• _Requirements_
Answer with one number: the count of lines in the listing below that hold the word "save".
[Start Material provided]
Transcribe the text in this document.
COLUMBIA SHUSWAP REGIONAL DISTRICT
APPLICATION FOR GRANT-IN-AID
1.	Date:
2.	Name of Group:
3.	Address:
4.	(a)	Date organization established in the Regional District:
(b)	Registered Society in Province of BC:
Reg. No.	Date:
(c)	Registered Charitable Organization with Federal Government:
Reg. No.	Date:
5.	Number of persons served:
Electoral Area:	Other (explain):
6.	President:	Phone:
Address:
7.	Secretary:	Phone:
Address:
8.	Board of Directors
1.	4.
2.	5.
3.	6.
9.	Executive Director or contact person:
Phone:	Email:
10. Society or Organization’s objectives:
[End Material provided]
[Start Material provided]
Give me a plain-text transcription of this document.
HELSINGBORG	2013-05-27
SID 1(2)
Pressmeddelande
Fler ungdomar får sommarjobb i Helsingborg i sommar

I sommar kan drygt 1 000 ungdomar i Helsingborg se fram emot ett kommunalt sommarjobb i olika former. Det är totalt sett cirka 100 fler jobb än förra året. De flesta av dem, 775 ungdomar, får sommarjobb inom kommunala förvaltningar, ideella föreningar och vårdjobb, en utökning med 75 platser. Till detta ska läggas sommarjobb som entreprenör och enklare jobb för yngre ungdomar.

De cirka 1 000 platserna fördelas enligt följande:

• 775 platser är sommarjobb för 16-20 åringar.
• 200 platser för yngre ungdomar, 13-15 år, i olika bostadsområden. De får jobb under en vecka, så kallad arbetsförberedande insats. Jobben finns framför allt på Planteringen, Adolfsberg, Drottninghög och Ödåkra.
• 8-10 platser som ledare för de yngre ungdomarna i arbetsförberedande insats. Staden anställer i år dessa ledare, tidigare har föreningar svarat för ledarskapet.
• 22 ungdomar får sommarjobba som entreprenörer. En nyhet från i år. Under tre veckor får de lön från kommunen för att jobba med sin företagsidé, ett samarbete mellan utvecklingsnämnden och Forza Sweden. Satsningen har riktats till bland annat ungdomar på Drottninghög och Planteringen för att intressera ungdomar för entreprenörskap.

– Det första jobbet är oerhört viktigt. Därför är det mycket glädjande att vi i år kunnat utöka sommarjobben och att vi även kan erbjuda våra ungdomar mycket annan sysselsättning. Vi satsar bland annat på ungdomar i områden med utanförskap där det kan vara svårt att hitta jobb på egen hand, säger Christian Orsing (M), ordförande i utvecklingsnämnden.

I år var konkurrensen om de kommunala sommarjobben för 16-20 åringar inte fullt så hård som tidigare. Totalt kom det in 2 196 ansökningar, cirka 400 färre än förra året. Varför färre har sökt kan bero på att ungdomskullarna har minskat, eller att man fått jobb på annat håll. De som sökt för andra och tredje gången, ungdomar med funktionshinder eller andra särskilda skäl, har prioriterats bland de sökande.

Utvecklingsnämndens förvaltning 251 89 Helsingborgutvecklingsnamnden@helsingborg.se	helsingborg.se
[End Material provided]
[Start Material provided]
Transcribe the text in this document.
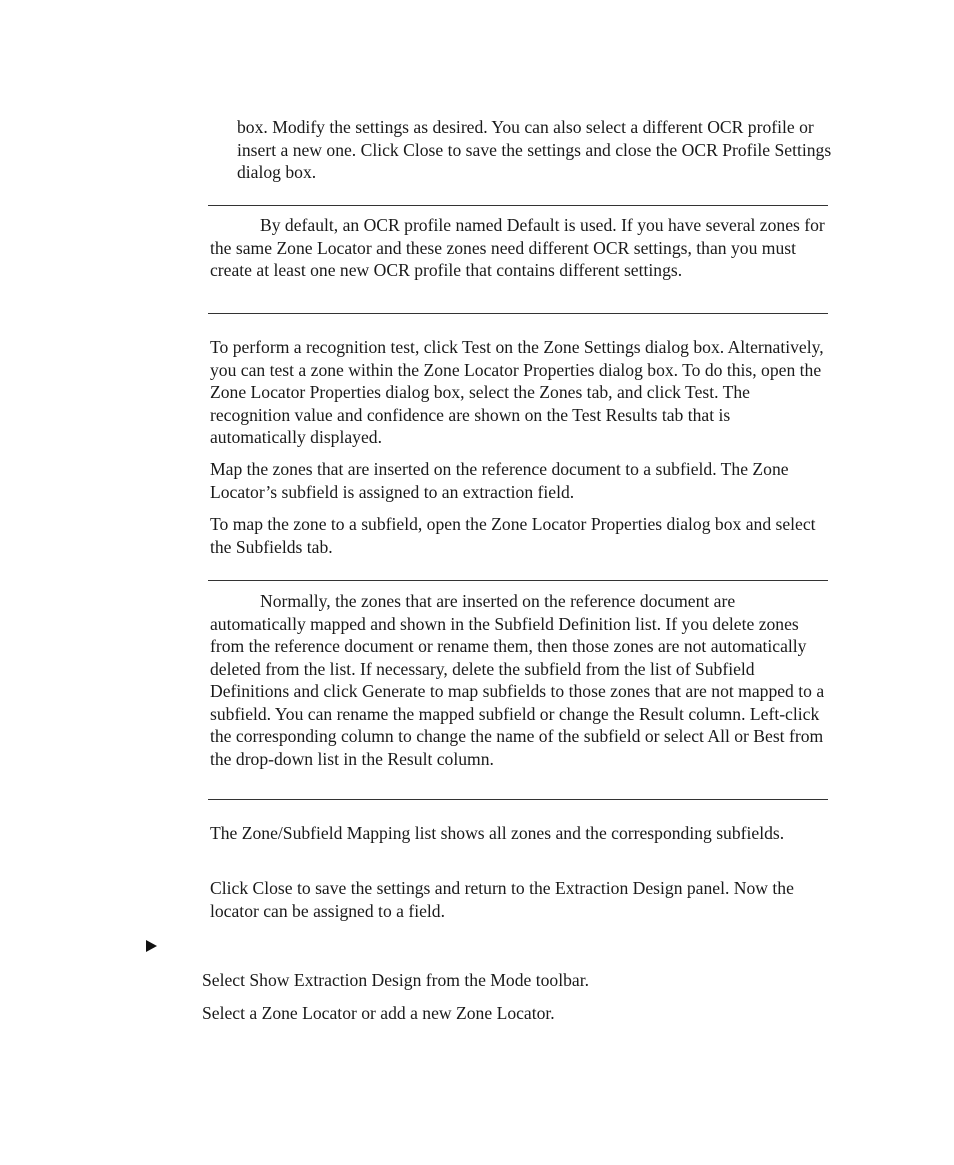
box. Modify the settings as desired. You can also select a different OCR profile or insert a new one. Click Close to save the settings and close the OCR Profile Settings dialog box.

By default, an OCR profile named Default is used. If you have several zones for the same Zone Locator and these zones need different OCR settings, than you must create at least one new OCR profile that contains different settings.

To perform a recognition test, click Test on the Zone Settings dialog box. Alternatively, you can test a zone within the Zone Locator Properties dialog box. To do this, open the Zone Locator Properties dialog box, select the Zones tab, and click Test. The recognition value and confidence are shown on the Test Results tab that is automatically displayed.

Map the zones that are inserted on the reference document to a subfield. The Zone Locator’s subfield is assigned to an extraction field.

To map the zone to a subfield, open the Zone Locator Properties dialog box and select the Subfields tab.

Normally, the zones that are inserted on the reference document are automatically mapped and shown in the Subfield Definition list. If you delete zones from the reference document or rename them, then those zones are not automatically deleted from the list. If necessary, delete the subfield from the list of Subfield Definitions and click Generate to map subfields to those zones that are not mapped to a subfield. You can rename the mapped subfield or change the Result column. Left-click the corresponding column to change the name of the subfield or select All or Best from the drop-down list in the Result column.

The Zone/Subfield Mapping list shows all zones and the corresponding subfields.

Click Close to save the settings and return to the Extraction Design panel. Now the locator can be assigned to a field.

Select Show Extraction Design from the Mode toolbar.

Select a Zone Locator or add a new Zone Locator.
[End Material provided]
• _Response below_
2